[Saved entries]
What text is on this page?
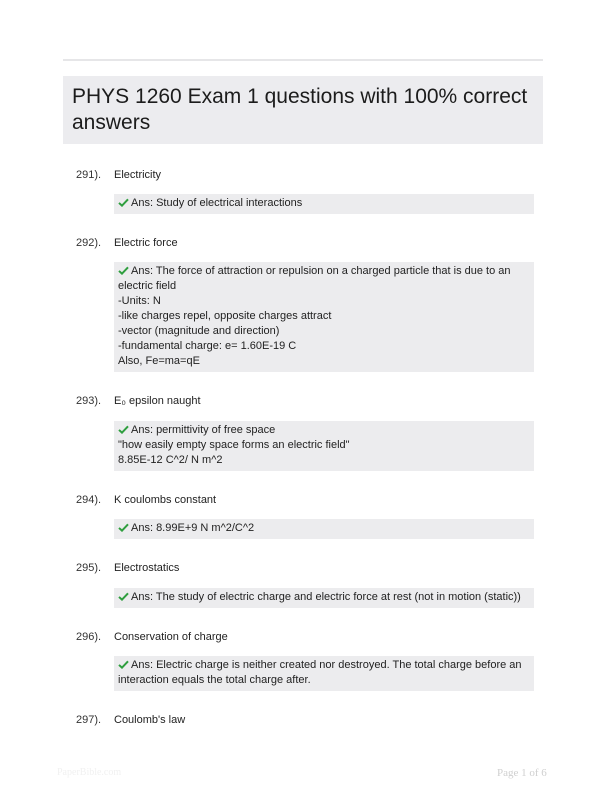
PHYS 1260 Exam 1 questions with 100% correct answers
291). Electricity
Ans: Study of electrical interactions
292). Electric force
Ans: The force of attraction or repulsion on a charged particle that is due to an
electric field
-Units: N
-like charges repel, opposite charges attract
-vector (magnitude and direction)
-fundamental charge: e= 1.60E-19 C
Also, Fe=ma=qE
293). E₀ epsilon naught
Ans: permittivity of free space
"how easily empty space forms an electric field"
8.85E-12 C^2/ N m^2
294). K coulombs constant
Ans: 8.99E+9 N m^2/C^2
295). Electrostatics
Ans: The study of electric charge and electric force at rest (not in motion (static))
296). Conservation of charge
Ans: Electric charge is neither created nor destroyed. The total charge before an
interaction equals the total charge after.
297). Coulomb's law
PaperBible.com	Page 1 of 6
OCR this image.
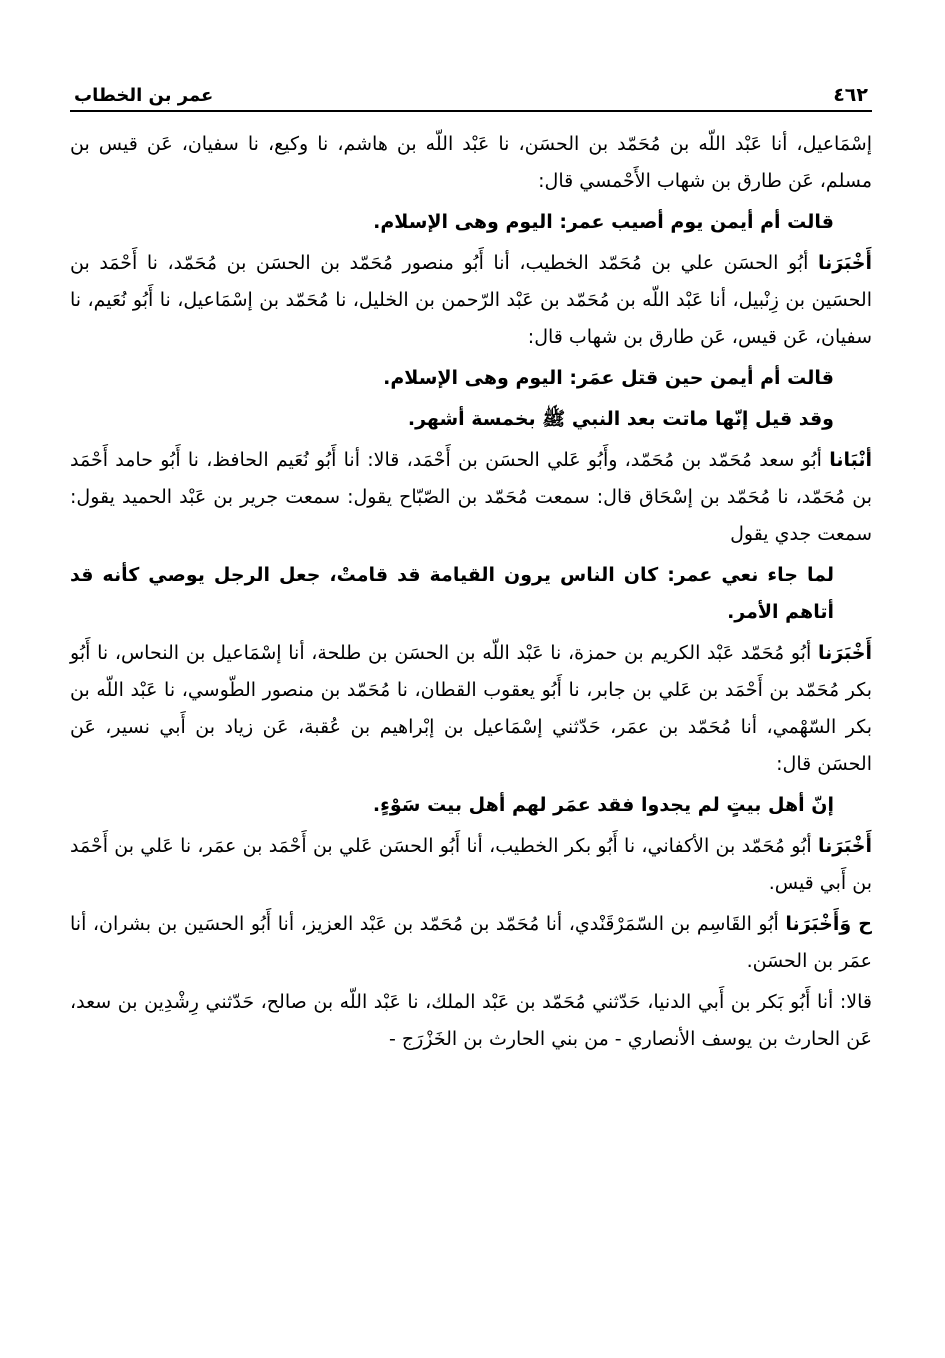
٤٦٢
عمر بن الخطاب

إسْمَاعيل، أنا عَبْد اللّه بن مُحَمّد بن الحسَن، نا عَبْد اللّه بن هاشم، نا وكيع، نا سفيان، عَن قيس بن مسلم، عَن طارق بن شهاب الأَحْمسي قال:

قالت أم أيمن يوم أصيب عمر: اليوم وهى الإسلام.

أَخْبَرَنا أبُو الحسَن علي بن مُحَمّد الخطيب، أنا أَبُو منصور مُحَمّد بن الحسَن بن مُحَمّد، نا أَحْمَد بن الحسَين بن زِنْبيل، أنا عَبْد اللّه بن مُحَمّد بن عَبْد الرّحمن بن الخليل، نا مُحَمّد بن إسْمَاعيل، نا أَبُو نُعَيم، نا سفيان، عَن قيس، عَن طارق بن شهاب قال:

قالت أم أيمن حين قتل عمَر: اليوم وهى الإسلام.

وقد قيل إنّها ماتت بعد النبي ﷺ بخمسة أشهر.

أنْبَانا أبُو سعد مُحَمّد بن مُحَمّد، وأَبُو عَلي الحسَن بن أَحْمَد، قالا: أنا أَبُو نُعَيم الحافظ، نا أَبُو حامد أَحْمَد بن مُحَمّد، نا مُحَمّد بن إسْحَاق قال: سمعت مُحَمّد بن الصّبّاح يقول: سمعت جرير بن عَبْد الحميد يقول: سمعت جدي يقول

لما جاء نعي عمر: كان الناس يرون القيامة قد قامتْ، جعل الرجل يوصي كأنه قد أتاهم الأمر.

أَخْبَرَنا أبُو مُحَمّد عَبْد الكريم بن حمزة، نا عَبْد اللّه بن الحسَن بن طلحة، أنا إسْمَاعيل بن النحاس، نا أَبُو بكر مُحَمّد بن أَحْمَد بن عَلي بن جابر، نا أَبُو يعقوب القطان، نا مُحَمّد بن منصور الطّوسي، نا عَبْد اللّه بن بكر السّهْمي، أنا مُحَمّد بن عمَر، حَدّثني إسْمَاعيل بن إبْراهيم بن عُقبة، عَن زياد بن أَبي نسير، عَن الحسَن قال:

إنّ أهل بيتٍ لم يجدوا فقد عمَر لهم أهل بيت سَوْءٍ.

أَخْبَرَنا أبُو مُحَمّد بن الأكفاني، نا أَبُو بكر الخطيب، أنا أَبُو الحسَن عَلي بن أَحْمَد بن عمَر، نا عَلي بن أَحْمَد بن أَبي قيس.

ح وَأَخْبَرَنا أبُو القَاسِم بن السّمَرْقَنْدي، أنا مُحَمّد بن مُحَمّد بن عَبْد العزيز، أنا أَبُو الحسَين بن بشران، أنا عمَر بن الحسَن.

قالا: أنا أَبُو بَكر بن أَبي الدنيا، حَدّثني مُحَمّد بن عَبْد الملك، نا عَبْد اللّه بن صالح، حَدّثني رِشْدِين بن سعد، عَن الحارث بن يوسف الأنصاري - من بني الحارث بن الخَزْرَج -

...

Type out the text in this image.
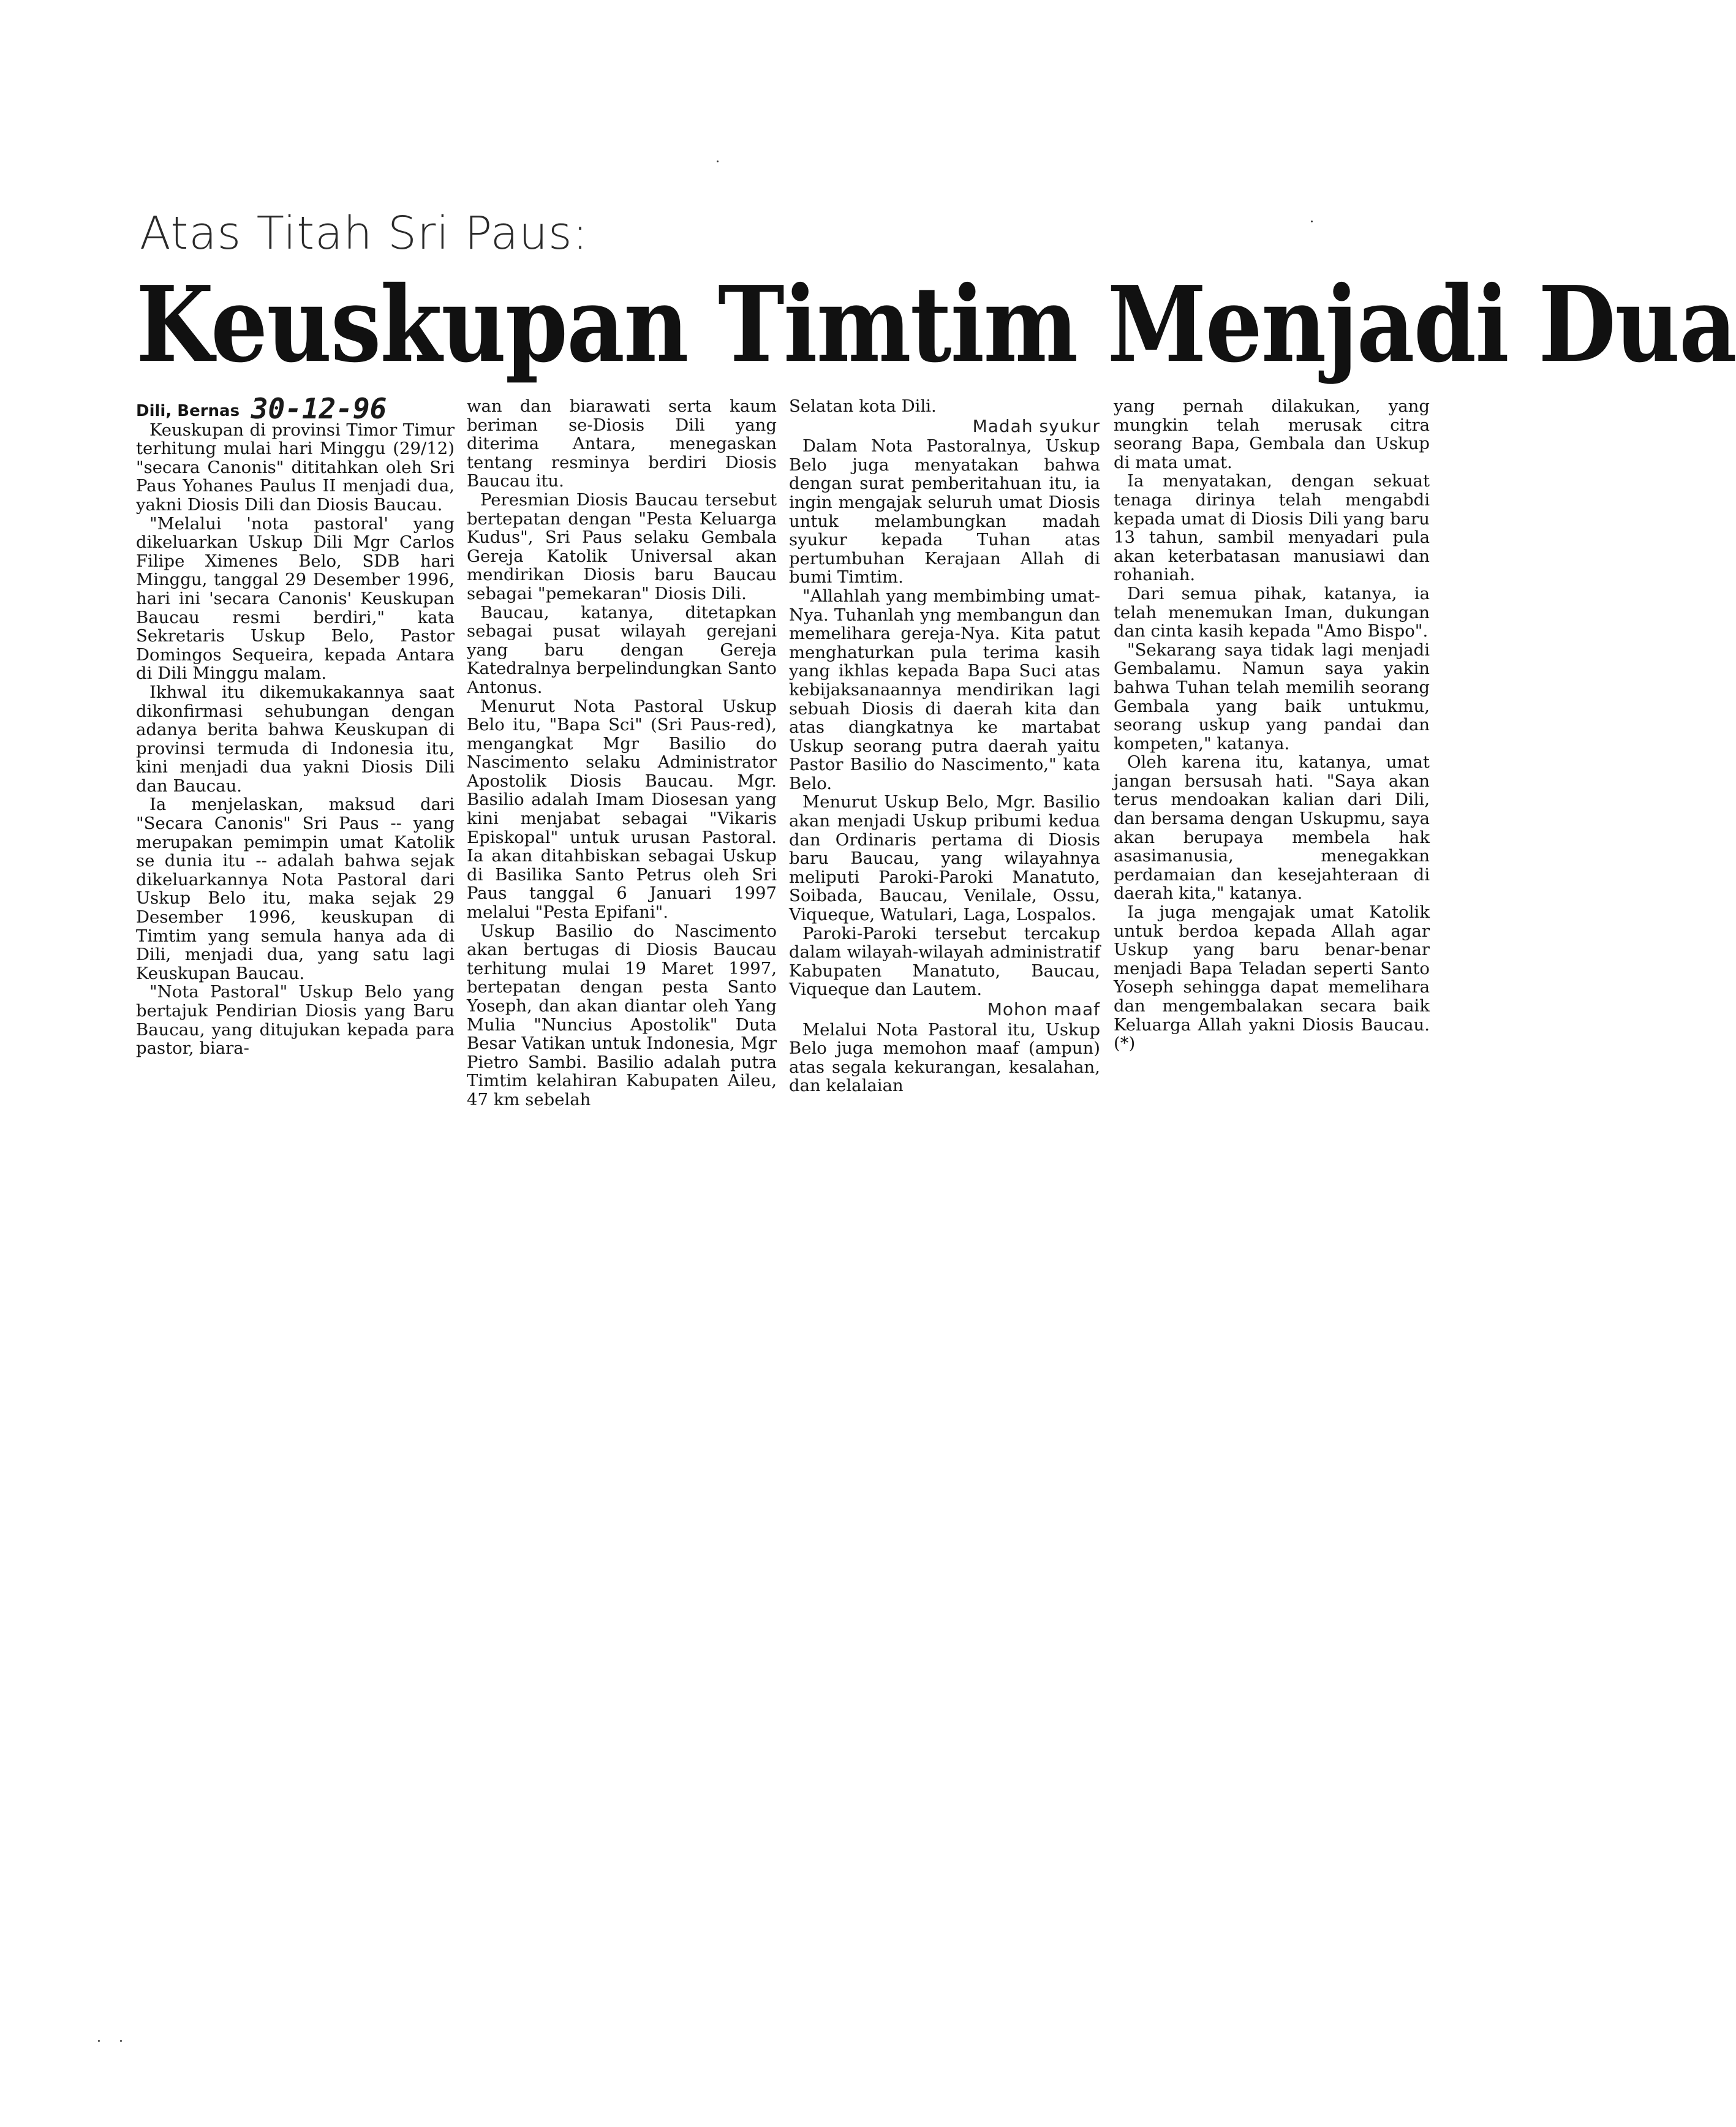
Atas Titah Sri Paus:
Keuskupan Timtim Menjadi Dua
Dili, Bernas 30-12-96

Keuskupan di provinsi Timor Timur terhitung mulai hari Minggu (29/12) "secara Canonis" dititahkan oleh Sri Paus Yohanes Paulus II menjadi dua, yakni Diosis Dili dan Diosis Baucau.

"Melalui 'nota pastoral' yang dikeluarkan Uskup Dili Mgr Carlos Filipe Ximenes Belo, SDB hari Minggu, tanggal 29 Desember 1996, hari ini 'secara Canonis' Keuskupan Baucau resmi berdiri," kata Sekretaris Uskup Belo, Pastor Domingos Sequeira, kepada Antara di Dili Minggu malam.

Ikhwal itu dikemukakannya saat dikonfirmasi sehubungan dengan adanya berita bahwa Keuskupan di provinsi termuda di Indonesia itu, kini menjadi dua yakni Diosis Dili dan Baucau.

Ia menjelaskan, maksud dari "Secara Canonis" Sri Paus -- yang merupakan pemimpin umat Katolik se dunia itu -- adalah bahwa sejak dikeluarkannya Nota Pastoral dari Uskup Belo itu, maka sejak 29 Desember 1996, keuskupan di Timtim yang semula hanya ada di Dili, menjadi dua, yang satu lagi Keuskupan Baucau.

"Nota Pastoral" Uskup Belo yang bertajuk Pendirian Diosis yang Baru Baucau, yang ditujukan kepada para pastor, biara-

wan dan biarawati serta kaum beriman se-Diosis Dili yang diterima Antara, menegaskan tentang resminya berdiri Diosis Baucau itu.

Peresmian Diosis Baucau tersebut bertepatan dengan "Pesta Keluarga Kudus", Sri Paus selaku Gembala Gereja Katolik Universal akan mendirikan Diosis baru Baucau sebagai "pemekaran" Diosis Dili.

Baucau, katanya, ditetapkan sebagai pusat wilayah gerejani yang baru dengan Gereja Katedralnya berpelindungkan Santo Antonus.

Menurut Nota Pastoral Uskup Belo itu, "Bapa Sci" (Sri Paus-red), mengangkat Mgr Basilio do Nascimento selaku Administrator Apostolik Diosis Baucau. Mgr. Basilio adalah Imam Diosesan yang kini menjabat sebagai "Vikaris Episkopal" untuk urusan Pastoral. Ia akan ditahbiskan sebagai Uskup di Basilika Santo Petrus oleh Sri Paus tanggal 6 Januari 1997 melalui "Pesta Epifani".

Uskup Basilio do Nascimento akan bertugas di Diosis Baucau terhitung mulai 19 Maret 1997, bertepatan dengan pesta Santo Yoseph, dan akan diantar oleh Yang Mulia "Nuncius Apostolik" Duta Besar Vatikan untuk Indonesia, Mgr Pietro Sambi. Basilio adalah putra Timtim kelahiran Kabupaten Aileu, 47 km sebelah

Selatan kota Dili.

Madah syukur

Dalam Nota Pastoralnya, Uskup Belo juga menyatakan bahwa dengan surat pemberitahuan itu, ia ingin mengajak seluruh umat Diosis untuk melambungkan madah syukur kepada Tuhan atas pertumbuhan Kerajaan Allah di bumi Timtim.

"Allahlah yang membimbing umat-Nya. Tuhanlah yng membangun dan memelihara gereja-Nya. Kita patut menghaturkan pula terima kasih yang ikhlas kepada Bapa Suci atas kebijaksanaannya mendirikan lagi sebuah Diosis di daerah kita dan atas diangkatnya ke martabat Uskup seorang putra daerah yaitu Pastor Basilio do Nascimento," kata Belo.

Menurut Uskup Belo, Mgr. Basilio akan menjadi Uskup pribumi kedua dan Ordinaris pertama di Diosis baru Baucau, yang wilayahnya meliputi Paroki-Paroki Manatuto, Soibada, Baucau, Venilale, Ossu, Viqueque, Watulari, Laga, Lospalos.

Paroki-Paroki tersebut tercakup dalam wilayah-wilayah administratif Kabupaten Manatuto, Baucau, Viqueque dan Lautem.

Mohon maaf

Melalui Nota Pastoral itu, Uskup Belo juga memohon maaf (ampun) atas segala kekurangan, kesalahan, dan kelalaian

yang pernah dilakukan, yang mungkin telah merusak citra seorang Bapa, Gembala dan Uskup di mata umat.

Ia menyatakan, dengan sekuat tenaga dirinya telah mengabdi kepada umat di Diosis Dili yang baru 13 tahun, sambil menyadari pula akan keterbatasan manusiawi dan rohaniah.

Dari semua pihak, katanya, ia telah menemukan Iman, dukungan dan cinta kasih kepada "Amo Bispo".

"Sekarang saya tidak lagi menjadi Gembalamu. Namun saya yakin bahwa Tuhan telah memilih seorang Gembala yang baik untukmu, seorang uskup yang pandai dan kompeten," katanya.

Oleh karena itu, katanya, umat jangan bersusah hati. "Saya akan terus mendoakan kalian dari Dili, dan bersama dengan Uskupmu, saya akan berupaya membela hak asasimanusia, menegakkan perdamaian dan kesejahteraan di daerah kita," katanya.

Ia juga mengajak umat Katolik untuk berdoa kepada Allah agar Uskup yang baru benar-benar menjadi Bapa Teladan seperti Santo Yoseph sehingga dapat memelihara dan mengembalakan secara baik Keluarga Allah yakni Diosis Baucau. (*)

◆ Aim of the task ◆
Scan the material above. Copy each line that holds the word "Katolik".

◆ Answer to this problem ◆
Ia menjelaskan, maksud dari "Secara Canonis" Sri Paus -- yang merupakan pemimpin umat Katolik se dunia itu -- adalah bahwa sejak dikeluarkannya Nota Pastoral dari Uskup Belo itu, maka sejak 29 Desember 1996, keuskupan di Timtim yang semula hanya ada di Dili, menjadi dua, yang satu lagi Keuskupan Baucau.
Peresmian Diosis Baucau tersebut bertepatan dengan "Pesta Keluarga Kudus", Sri Paus selaku Gembala Gereja Katolik Universal akan mendirikan Diosis baru Baucau sebagai "pemekaran" Diosis Dili.
Ia juga mengajak umat Katolik untuk berdoa kepada Allah agar Uskup yang baru benar-benar menjadi Bapa Teladan seperti Santo Yoseph sehingga dapat memelihara dan mengembalakan secara baik Keluarga Allah yakni Diosis Baucau. (*)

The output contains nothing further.